## EXERCISE REQUIREMENTS
Pictures stay out; everything else in the records below is copied exactly.

Dataset listings of figures
========================
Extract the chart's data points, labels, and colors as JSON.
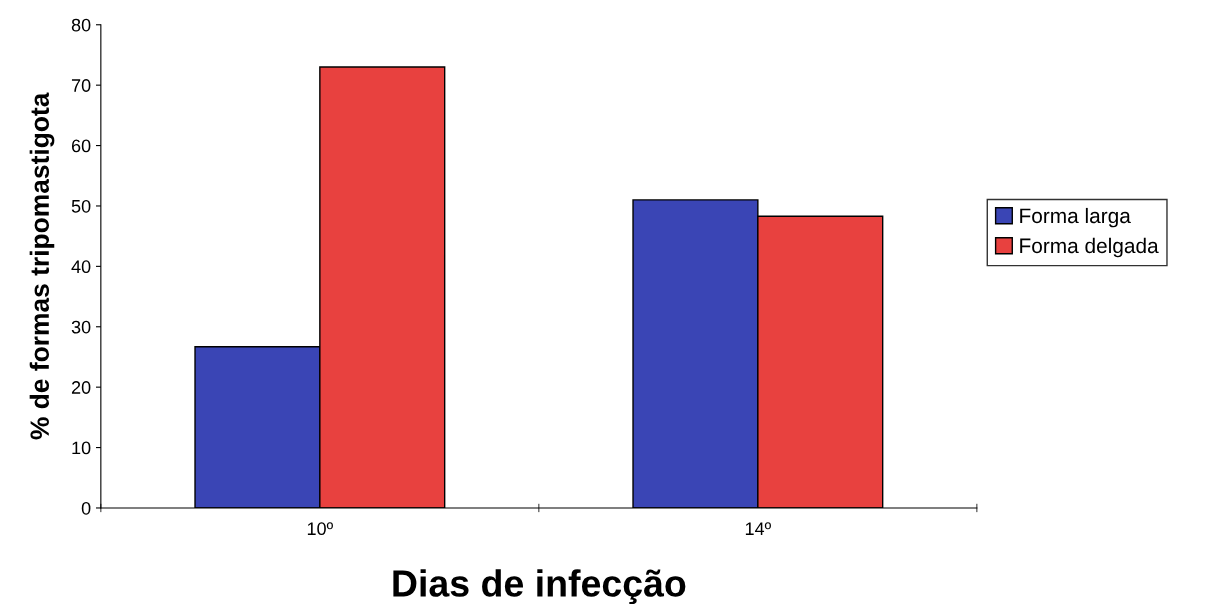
{
  "chart_data": {
    "type": "bar",
    "xlabel": "Dias de infecção",
    "ylabel": "% de formas tripomastigota",
    "categories": [
      "10º",
      "14º"
    ],
    "series": [
      {
        "name": "Forma larga",
        "color": "#3a45b5",
        "values": [
          26.7,
          51.0
        ]
      },
      {
        "name": "Forma delgada",
        "color": "#e8413f",
        "values": [
          73.0,
          48.3
        ]
      }
    ],
    "ylim": [
      0,
      80
    ],
    "yticks": [
      0,
      10,
      20,
      30,
      40,
      50,
      60,
      70,
      80
    ],
    "grid": false,
    "legend": "right"
  }
}
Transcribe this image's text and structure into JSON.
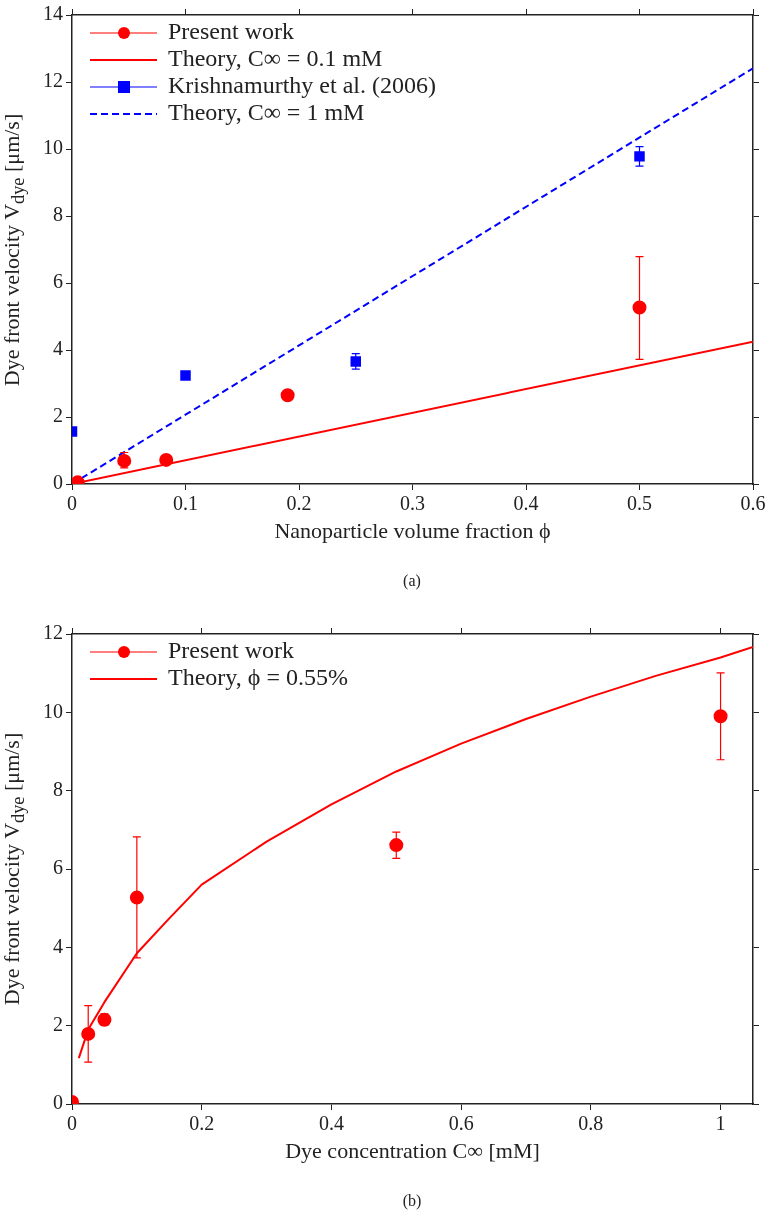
{
  "chart_data": [
    {
      "type": "scatter",
      "xlabel": "Nanoparticle volume fraction ϕ",
      "ylabel": "Dye front velocity V$_{dye}$ [μm/s]",
      "xlim": [
        0,
        0.6
      ],
      "ylim": [
        0,
        14
      ],
      "xticks": [
        0,
        0.1,
        0.2,
        0.3,
        0.4,
        0.5,
        0.6
      ],
      "yticks": [
        0,
        2,
        4,
        6,
        8,
        10,
        12,
        14
      ],
      "legend": "top left",
      "annotations": [
        "(a)"
      ],
      "series": [
        {
          "name": "Present work",
          "type": "scatter",
          "marker": "circle",
          "color": "#ff0000",
          "x": [
            0.005,
            0.046,
            0.083,
            0.19,
            0.5
          ],
          "values": [
            0.05,
            0.69,
            0.72,
            2.65,
            5.27
          ],
          "errors": [
            null,
            [
              0.48,
              0.94
            ],
            null,
            null,
            [
              3.72,
              6.79
            ]
          ]
        },
        {
          "name": "Theory, C∞ = 0.1 mM",
          "type": "line",
          "marker": "none",
          "line_style": "solid",
          "color": "#ff0000",
          "x": [
            0,
            0.6
          ],
          "values": [
            0,
            4.25
          ]
        },
        {
          "name": "Krishnamurthy et al. (2006)",
          "type": "scatter",
          "marker": "square",
          "color": "#0000ff",
          "x": [
            0,
            0.1,
            0.25,
            0.5
          ],
          "values": [
            1.57,
            3.24,
            3.66,
            9.78
          ],
          "errors": [
            null,
            null,
            [
              3.43,
              3.89
            ],
            [
              9.49,
              10.07
            ]
          ]
        },
        {
          "name": "Theory, C∞ = 1 mM",
          "type": "line",
          "marker": "none",
          "line_style": "dashed",
          "color": "#0000ff",
          "x": [
            0,
            0.6
          ],
          "values": [
            0,
            12.41
          ]
        }
      ]
    },
    {
      "type": "scatter",
      "xlabel": "Dye concentration C∞ [mM]",
      "ylabel": "Dye front velocity V$_{dye}$ [μm/s]",
      "xlim": [
        0,
        1.05
      ],
      "ylim": [
        0,
        12
      ],
      "xticks": [
        0,
        0.2,
        0.4,
        0.6,
        0.8,
        1
      ],
      "yticks": [
        0,
        2,
        4,
        6,
        8,
        10,
        12
      ],
      "legend": "top left",
      "annotations": [
        "(b)"
      ],
      "series": [
        {
          "name": "Present work",
          "type": "scatter",
          "marker": "circle",
          "color": "#ff0000",
          "x": [
            0,
            0.025,
            0.05,
            0.1,
            0.5,
            1
          ],
          "values": [
            0.05,
            1.79,
            2.15,
            5.27,
            6.61,
            9.9
          ],
          "errors": [
            null,
            [
              1.07,
              2.51
            ],
            [
              2.01,
              2.3
            ],
            [
              3.73,
              6.82
            ],
            [
              6.27,
              6.94
            ],
            [
              8.79,
              11.01
            ]
          ]
        },
        {
          "name": "Theory, ϕ = 0.55%",
          "type": "line",
          "marker": "none",
          "line_style": "solid",
          "color": "#ff0000",
          "x": [
            0.0105,
            0.025,
            0.05,
            0.1,
            0.15,
            0.2,
            0.3,
            0.4,
            0.5,
            0.6,
            0.7,
            0.8,
            0.9,
            1,
            1.05
          ],
          "values": [
            1.17,
            1.9,
            2.6,
            3.85,
            4.74,
            5.6,
            6.7,
            7.65,
            8.49,
            9.2,
            9.83,
            10.4,
            10.93,
            11.4,
            11.67
          ]
        }
      ]
    }
  ]
}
========================
## RESULT BELOW
Extract the chart's data points, labels, and colors as JSON.
{
  "chart_data": {
    "type": "bar",
    "xlabel": "Dias de infecção",
    "ylabel": "% de formas tripomastigota",
    "categories": [
      "10º",
      "14º"
    ],
    "series": [
      {
        "name": "Forma larga",
        "color": "#3a45b5",
        "values": [
          26.7,
          51.0
        ]
      },
      {
        "name": "Forma delgada",
        "color": "#e8413f",
        "values": [
          73.0,
          48.3
        ]
      }
    ],
    "ylim": [
      0,
      80
    ],
    "yticks": [
      0,
      10,
      20,
      30,
      40,
      50,
      60,
      70,
      80
    ],
    "grid": false,
    "legend": "right"
  }
}
Transcribe this image's text and structure into JSON.
{
  "chart_data": [
    {
      "type": "scatter",
      "xlabel": "Nanoparticle volume fraction ϕ",
      "ylabel": "Dye front velocity V$_{dye}$ [μm/s]",
      "xlim": [
        0,
        0.6
      ],
      "ylim": [
        0,
        14
      ],
      "xticks": [
        0,
        0.1,
        0.2,
        0.3,
        0.4,
        0.5,
        0.6
      ],
      "yticks": [
        0,
        2,
        4,
        6,
        8,
        10,
        12,
        14
      ],
      "legend": "top left",
      "annotations": [
        "(a)"
      ],
      "series": [
        {
          "name": "Present work",
          "type": "scatter",
          "marker": "circle",
          "color": "#ff0000",
          "x": [
            0.005,
            0.046,
            0.083,
            0.19,
            0.5
          ],
          "values": [
            0.05,
            0.69,
            0.72,
            2.65,
            5.27
          ],
          "errors": [
            null,
            [
              0.48,
              0.94
            ],
            null,
            null,
            [
              3.72,
              6.79
            ]
          ]
        },
        {
          "name": "Theory, C∞ = 0.1 mM",
          "type": "line",
          "marker": "none",
          "line_style": "solid",
          "color": "#ff0000",
          "x": [
            0,
            0.6
          ],
          "values": [
            0,
            4.25
          ]
        },
        {
          "name": "Krishnamurthy et al. (2006)",
          "type": "scatter",
          "marker": "square",
          "color": "#0000ff",
          "x": [
            0,
            0.1,
            0.25,
            0.5
          ],
          "values": [
            1.57,
            3.24,
            3.66,
            9.78
          ],
          "errors": [
            null,
            null,
            [
              3.43,
              3.89
            ],
            [
              9.49,
              10.07
            ]
          ]
        },
        {
          "name": "Theory, C∞ = 1 mM",
          "type": "line",
          "marker": "none",
          "line_style": "dashed",
          "color": "#0000ff",
          "x": [
            0,
            0.6
          ],
          "values": [
            0,
            12.41
          ]
        }
      ]
    },
    {
      "type": "scatter",
      "xlabel": "Dye concentration C∞ [mM]",
      "ylabel": "Dye front velocity V$_{dye}$ [μm/s]",
      "xlim": [
        0,
        1.05
      ],
      "ylim": [
        0,
        12
      ],
      "xticks": [
        0,
        0.2,
        0.4,
        0.6,
        0.8,
        1
      ],
      "yticks": [
        0,
        2,
        4,
        6,
        8,
        10,
        12
      ],
      "legend": "top left",
      "annotations": [
        "(b)"
      ],
      "series": [
        {
          "name": "Present work",
          "type": "scatter",
          "marker": "circle",
          "color": "#ff0000",
          "x": [
            0,
            0.025,
            0.05,
            0.1,
            0.5,
            1
          ],
          "values": [
            0.05,
            1.79,
            2.15,
            5.27,
            6.61,
            9.9
          ],
          "errors": [
            null,
            [
              1.07,
              2.51
            ],
            [
              2.01,
              2.3
            ],
            [
              3.73,
              6.82
            ],
            [
              6.27,
              6.94
            ],
            [
              8.79,
              11.01
            ]
          ]
        },
        {
          "name": "Theory, ϕ = 0.55%",
          "type": "line",
          "marker": "none",
          "line_style": "solid",
          "color": "#ff0000",
          "x": [
            0.0105,
            0.025,
            0.05,
            0.1,
            0.15,
            0.2,
            0.3,
            0.4,
            0.5,
            0.6,
            0.7,
            0.8,
            0.9,
            1,
            1.05
          ],
          "values": [
            1.17,
            1.9,
            2.6,
            3.85,
            4.74,
            5.6,
            6.7,
            7.65,
            8.49,
            9.2,
            9.83,
            10.4,
            10.93,
            11.4,
            11.67
          ]
        }
      ]
    }
  ]
}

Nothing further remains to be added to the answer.